A single number is the answer here: how many lines of the entries contain "crear"?

Source records:
######

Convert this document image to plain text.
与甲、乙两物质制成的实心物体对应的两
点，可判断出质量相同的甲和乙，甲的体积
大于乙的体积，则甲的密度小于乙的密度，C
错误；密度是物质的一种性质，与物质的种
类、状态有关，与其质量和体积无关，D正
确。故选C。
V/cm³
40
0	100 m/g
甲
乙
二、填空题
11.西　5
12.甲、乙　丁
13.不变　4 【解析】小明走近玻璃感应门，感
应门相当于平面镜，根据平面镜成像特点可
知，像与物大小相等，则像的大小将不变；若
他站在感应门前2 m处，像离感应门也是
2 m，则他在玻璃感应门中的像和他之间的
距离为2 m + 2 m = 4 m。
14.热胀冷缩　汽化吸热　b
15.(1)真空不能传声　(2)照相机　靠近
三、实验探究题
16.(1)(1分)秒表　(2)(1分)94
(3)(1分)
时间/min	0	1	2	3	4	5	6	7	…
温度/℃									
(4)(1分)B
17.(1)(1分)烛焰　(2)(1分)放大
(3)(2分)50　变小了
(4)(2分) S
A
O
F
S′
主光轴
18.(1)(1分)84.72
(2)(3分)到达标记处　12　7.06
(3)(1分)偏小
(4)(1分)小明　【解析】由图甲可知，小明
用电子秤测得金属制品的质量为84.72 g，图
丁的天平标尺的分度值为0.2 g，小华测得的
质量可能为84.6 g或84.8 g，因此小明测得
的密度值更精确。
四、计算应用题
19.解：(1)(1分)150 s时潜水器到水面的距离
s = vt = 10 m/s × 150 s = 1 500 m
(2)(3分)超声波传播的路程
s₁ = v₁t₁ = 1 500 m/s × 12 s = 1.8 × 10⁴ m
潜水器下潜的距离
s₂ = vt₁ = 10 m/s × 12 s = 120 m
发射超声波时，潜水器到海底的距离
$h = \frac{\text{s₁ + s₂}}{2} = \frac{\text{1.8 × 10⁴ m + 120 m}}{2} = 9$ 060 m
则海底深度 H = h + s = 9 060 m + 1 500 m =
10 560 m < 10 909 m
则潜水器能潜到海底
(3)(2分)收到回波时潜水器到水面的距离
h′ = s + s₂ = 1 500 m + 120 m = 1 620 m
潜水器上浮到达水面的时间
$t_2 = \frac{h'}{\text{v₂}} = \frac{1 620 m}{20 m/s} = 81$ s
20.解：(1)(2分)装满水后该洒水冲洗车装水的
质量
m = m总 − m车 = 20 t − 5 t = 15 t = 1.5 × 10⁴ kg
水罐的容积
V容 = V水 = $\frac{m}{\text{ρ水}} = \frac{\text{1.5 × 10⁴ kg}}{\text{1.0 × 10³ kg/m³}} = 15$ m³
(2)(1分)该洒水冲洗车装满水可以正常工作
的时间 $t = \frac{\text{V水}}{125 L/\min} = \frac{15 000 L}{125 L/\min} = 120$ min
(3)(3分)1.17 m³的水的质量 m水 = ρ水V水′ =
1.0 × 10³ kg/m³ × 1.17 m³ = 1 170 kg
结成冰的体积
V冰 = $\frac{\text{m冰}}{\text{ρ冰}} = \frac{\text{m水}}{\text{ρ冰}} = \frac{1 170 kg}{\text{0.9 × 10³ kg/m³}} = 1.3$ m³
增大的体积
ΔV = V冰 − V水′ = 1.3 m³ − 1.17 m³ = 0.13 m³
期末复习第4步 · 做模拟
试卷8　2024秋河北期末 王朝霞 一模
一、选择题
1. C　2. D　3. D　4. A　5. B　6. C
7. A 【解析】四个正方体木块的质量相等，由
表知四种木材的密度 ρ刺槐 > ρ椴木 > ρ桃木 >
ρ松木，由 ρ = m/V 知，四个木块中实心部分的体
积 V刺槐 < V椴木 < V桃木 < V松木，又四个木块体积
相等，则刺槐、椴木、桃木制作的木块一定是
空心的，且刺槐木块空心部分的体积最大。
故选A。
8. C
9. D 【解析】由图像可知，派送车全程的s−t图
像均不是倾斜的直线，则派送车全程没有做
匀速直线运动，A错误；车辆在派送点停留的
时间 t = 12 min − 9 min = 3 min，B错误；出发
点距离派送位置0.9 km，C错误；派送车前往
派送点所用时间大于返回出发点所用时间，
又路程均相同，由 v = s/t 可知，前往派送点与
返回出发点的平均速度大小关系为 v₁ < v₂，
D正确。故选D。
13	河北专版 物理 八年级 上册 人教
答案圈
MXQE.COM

######

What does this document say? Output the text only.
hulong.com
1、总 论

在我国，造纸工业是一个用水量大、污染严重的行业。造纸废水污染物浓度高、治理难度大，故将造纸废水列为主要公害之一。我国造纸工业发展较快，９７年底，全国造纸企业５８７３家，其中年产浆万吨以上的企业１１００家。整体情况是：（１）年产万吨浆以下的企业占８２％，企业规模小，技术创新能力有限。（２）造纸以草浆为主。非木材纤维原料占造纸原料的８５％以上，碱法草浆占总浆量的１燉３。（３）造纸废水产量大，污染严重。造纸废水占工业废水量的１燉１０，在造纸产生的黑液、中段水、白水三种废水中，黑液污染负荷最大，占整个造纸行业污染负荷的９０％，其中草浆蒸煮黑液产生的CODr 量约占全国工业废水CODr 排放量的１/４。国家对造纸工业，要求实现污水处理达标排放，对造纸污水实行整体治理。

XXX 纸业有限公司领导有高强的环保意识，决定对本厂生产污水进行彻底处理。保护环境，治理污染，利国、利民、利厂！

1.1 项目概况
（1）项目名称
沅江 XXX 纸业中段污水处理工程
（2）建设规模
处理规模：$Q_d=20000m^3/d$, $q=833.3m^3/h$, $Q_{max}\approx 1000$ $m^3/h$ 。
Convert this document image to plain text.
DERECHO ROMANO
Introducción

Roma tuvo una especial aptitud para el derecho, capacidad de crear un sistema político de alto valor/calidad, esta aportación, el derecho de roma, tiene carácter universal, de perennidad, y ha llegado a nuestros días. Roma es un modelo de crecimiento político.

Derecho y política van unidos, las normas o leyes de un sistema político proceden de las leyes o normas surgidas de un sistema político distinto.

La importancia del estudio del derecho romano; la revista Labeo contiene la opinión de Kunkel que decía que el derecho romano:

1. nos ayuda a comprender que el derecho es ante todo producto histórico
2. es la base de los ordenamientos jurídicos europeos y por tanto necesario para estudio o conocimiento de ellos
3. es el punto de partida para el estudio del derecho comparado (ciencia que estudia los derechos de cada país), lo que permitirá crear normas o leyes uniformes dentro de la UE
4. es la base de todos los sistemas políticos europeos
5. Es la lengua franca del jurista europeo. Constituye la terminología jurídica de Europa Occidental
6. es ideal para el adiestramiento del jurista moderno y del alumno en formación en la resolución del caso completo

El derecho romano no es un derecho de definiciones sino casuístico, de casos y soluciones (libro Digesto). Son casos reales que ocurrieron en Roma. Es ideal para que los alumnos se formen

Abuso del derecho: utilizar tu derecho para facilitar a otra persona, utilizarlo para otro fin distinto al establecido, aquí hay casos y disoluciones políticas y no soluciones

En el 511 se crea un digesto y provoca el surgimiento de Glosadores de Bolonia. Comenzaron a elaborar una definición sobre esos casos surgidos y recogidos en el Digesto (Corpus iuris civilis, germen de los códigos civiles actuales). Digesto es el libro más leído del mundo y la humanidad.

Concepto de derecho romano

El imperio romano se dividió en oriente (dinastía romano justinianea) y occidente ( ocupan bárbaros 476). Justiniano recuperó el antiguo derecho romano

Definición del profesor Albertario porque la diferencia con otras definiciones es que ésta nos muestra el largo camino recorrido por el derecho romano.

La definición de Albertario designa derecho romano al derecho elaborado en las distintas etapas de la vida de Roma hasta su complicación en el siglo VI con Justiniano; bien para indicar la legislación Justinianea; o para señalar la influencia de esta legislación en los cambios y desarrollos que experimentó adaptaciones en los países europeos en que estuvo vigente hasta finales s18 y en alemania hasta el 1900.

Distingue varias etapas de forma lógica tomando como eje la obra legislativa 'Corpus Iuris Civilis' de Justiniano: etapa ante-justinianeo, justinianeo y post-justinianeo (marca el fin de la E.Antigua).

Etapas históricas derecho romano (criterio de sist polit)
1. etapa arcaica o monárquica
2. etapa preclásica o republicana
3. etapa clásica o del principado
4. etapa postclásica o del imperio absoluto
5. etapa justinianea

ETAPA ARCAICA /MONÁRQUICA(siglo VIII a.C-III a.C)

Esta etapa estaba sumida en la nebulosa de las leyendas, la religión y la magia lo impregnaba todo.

######

* WORKED SOLUTION *
2